## Start
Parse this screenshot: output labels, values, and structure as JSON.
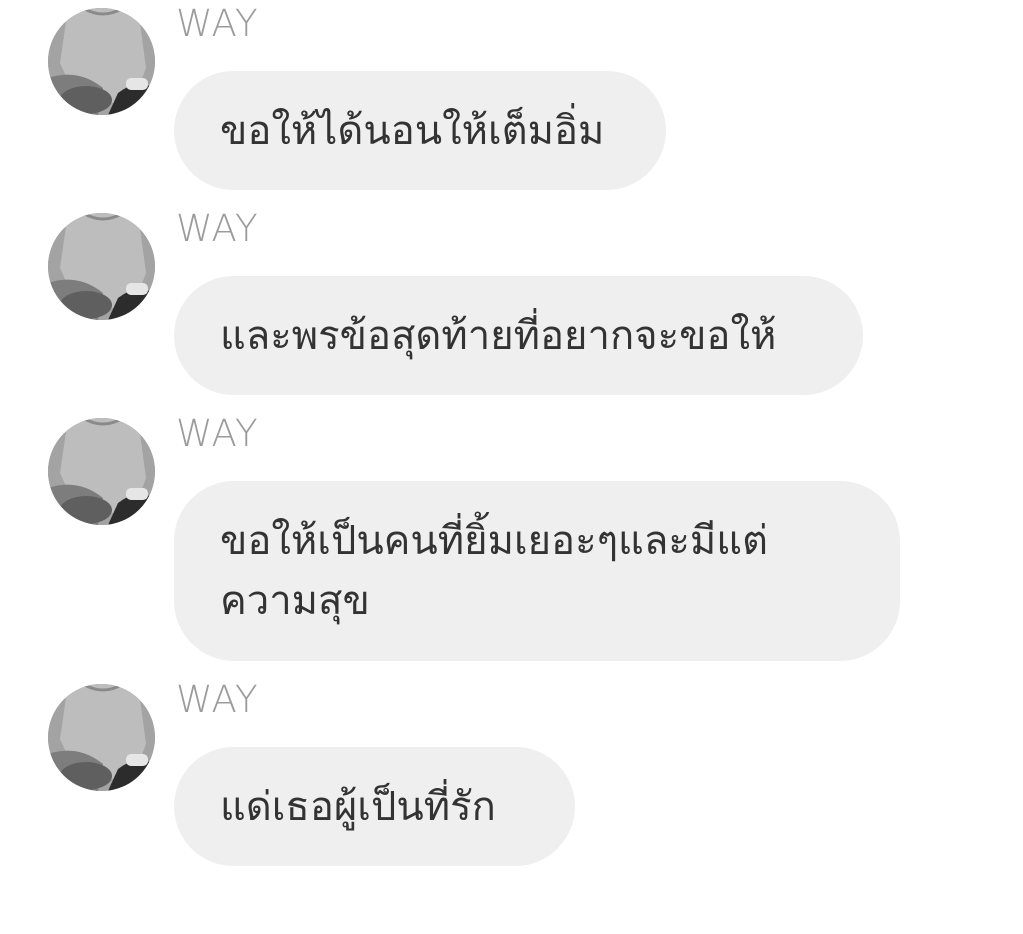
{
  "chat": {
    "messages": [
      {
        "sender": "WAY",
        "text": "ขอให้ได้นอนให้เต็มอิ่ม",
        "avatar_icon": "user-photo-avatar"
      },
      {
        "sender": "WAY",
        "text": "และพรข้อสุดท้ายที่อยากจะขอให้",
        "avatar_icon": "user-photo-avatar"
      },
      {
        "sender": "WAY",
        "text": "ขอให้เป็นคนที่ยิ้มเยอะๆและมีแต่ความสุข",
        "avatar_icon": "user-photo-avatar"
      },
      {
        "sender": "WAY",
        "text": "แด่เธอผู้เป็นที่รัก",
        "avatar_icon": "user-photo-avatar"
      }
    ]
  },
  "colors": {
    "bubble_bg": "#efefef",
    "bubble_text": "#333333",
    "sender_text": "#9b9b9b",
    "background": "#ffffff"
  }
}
## End
WHAT THIS TASK INVOLVES> Every line above should be returned word for word, with the pictures left behind.

TASK ANSWER>
Parse this screenshot: output labels, values, and structure as JSON.
{
  "chat": {
    "messages": [
      {
        "sender": "WAY",
        "text": "ขอให้ได้นอนให้เต็มอิ่ม",
        "avatar_icon": "user-photo-avatar"
      },
      {
        "sender": "WAY",
        "text": "และพรข้อสุดท้ายที่อยากจะขอให้",
        "avatar_icon": "user-photo-avatar"
      },
      {
        "sender": "WAY",
        "text": "ขอให้เป็นคนที่ยิ้มเยอะๆและมีแต่ความสุข",
        "avatar_icon": "user-photo-avatar"
      },
      {
        "sender": "WAY",
        "text": "แด่เธอผู้เป็นที่รัก",
        "avatar_icon": "user-photo-avatar"
      }
    ]
  },
  "colors": {
    "bubble_bg": "#efefef",
    "bubble_text": "#333333",
    "sender_text": "#9b9b9b",
    "background": "#ffffff"
  }
}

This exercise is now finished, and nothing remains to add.